§ To do:
Every entry below should be printed exactly, without its images.
○ ○ ○ ○ ○ ○ ○
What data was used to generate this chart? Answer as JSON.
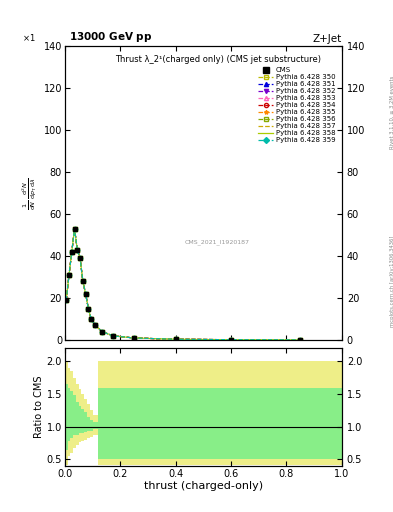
{
  "title_top": "13000 GeV pp",
  "title_right": "Z+Jet",
  "plot_title": "Thrust λ_2¹(charged only) (CMS jet substructure)",
  "xlabel": "thrust (charged-only)",
  "ylabel_ratio": "Ratio to CMS",
  "watermark": "CMS_2021_I1920187",
  "right_label": "mcplots.cern.ch [arXiv:1306.3436]",
  "rivet_label": "Rivet 3.1.10, ≥ 3.2M events",
  "ylim_main": [
    0,
    140
  ],
  "ylim_ratio": [
    0.4,
    2.2
  ],
  "yticks_main": [
    0,
    20,
    40,
    60,
    80,
    100,
    120,
    140
  ],
  "yticks_ratio": [
    0.5,
    1.0,
    1.5,
    2.0
  ],
  "xlim": [
    0,
    1
  ],
  "thrust_x": [
    0.005,
    0.015,
    0.025,
    0.035,
    0.045,
    0.055,
    0.065,
    0.075,
    0.085,
    0.095,
    0.11,
    0.135,
    0.175,
    0.25,
    0.4,
    0.6,
    0.85
  ],
  "thrust_y": [
    19.0,
    31.0,
    42.0,
    53.0,
    43.0,
    39.0,
    28.0,
    22.0,
    15.0,
    10.0,
    7.0,
    4.0,
    2.0,
    1.0,
    0.4,
    0.2,
    0.1
  ],
  "pythia_curves": [
    {
      "label": "Pythia 6.428 350",
      "color": "#bbbb00",
      "linestyle": "--",
      "marker": "s",
      "fillstyle": "none"
    },
    {
      "label": "Pythia 6.428 351",
      "color": "#0000dd",
      "linestyle": "--",
      "marker": "^",
      "fillstyle": "full"
    },
    {
      "label": "Pythia 6.428 352",
      "color": "#7700cc",
      "linestyle": "--",
      "marker": "v",
      "fillstyle": "full"
    },
    {
      "label": "Pythia 6.428 353",
      "color": "#ff66bb",
      "linestyle": "--",
      "marker": "^",
      "fillstyle": "none"
    },
    {
      "label": "Pythia 6.428 354",
      "color": "#cc0000",
      "linestyle": "--",
      "marker": "o",
      "fillstyle": "none"
    },
    {
      "label": "Pythia 6.428 355",
      "color": "#ff8800",
      "linestyle": "--",
      "marker": "*",
      "fillstyle": "full"
    },
    {
      "label": "Pythia 6.428 356",
      "color": "#88aa00",
      "linestyle": "--",
      "marker": "s",
      "fillstyle": "none"
    },
    {
      "label": "Pythia 6.428 357",
      "color": "#ccaa00",
      "linestyle": "--",
      "marker": "None",
      "fillstyle": "none"
    },
    {
      "label": "Pythia 6.428 358",
      "color": "#aacc00",
      "linestyle": "-",
      "marker": "None",
      "fillstyle": "none"
    },
    {
      "label": "Pythia 6.428 359",
      "color": "#00bbaa",
      "linestyle": "--",
      "marker": "D",
      "fillstyle": "full"
    }
  ],
  "ratio_yellow_color": "#eeee88",
  "ratio_green_color": "#88ee88",
  "ratio_x_bins": [
    0.0,
    0.01,
    0.02,
    0.03,
    0.04,
    0.05,
    0.06,
    0.07,
    0.08,
    0.09,
    0.1,
    0.12,
    1.0
  ],
  "ratio_yel_lo": [
    0.42,
    0.55,
    0.6,
    0.68,
    0.72,
    0.76,
    0.78,
    0.8,
    0.83,
    0.85,
    0.88,
    0.42
  ],
  "ratio_yel_hi": [
    2.0,
    1.9,
    1.85,
    1.75,
    1.65,
    1.58,
    1.5,
    1.43,
    1.35,
    1.25,
    1.18,
    2.0
  ],
  "ratio_grn_lo": [
    0.65,
    0.78,
    0.82,
    0.87,
    0.88,
    0.9,
    0.91,
    0.92,
    0.93,
    0.94,
    0.96,
    0.5
  ],
  "ratio_grn_hi": [
    1.65,
    1.6,
    1.55,
    1.48,
    1.38,
    1.32,
    1.27,
    1.22,
    1.15,
    1.1,
    1.07,
    1.6
  ],
  "background_color": "#ffffff"
}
○ ○ ○ ○ ○ ○ ○
§ The completed task:
What data was used to generate this chart? Answer as JSON.
{
  "title_top": "13000 GeV pp",
  "title_right": "Z+Jet",
  "plot_title": "Thrust λ_2¹(charged only) (CMS jet substructure)",
  "xlabel": "thrust (charged-only)",
  "ylabel_ratio": "Ratio to CMS",
  "watermark": "CMS_2021_I1920187",
  "right_label": "mcplots.cern.ch [arXiv:1306.3436]",
  "rivet_label": "Rivet 3.1.10, ≥ 3.2M events",
  "ylim_main": [
    0,
    140
  ],
  "ylim_ratio": [
    0.4,
    2.2
  ],
  "yticks_main": [
    0,
    20,
    40,
    60,
    80,
    100,
    120,
    140
  ],
  "yticks_ratio": [
    0.5,
    1.0,
    1.5,
    2.0
  ],
  "xlim": [
    0,
    1
  ],
  "thrust_x": [
    0.005,
    0.015,
    0.025,
    0.035,
    0.045,
    0.055,
    0.065,
    0.075,
    0.085,
    0.095,
    0.11,
    0.135,
    0.175,
    0.25,
    0.4,
    0.6,
    0.85
  ],
  "thrust_y": [
    19.0,
    31.0,
    42.0,
    53.0,
    43.0,
    39.0,
    28.0,
    22.0,
    15.0,
    10.0,
    7.0,
    4.0,
    2.0,
    1.0,
    0.4,
    0.2,
    0.1
  ],
  "pythia_curves": [
    {
      "label": "Pythia 6.428 350",
      "color": "#bbbb00",
      "linestyle": "--",
      "marker": "s",
      "fillstyle": "none"
    },
    {
      "label": "Pythia 6.428 351",
      "color": "#0000dd",
      "linestyle": "--",
      "marker": "^",
      "fillstyle": "full"
    },
    {
      "label": "Pythia 6.428 352",
      "color": "#7700cc",
      "linestyle": "--",
      "marker": "v",
      "fillstyle": "full"
    },
    {
      "label": "Pythia 6.428 353",
      "color": "#ff66bb",
      "linestyle": "--",
      "marker": "^",
      "fillstyle": "none"
    },
    {
      "label": "Pythia 6.428 354",
      "color": "#cc0000",
      "linestyle": "--",
      "marker": "o",
      "fillstyle": "none"
    },
    {
      "label": "Pythia 6.428 355",
      "color": "#ff8800",
      "linestyle": "--",
      "marker": "*",
      "fillstyle": "full"
    },
    {
      "label": "Pythia 6.428 356",
      "color": "#88aa00",
      "linestyle": "--",
      "marker": "s",
      "fillstyle": "none"
    },
    {
      "label": "Pythia 6.428 357",
      "color": "#ccaa00",
      "linestyle": "--",
      "marker": "None",
      "fillstyle": "none"
    },
    {
      "label": "Pythia 6.428 358",
      "color": "#aacc00",
      "linestyle": "-",
      "marker": "None",
      "fillstyle": "none"
    },
    {
      "label": "Pythia 6.428 359",
      "color": "#00bbaa",
      "linestyle": "--",
      "marker": "D",
      "fillstyle": "full"
    }
  ],
  "ratio_yellow_color": "#eeee88",
  "ratio_green_color": "#88ee88",
  "ratio_x_bins": [
    0.0,
    0.01,
    0.02,
    0.03,
    0.04,
    0.05,
    0.06,
    0.07,
    0.08,
    0.09,
    0.1,
    0.12,
    1.0
  ],
  "ratio_yel_lo": [
    0.42,
    0.55,
    0.6,
    0.68,
    0.72,
    0.76,
    0.78,
    0.8,
    0.83,
    0.85,
    0.88,
    0.42
  ],
  "ratio_yel_hi": [
    2.0,
    1.9,
    1.85,
    1.75,
    1.65,
    1.58,
    1.5,
    1.43,
    1.35,
    1.25,
    1.18,
    2.0
  ],
  "ratio_grn_lo": [
    0.65,
    0.78,
    0.82,
    0.87,
    0.88,
    0.9,
    0.91,
    0.92,
    0.93,
    0.94,
    0.96,
    0.5
  ],
  "ratio_grn_hi": [
    1.65,
    1.6,
    1.55,
    1.48,
    1.38,
    1.32,
    1.27,
    1.22,
    1.15,
    1.1,
    1.07,
    1.6
  ],
  "background_color": "#ffffff"
}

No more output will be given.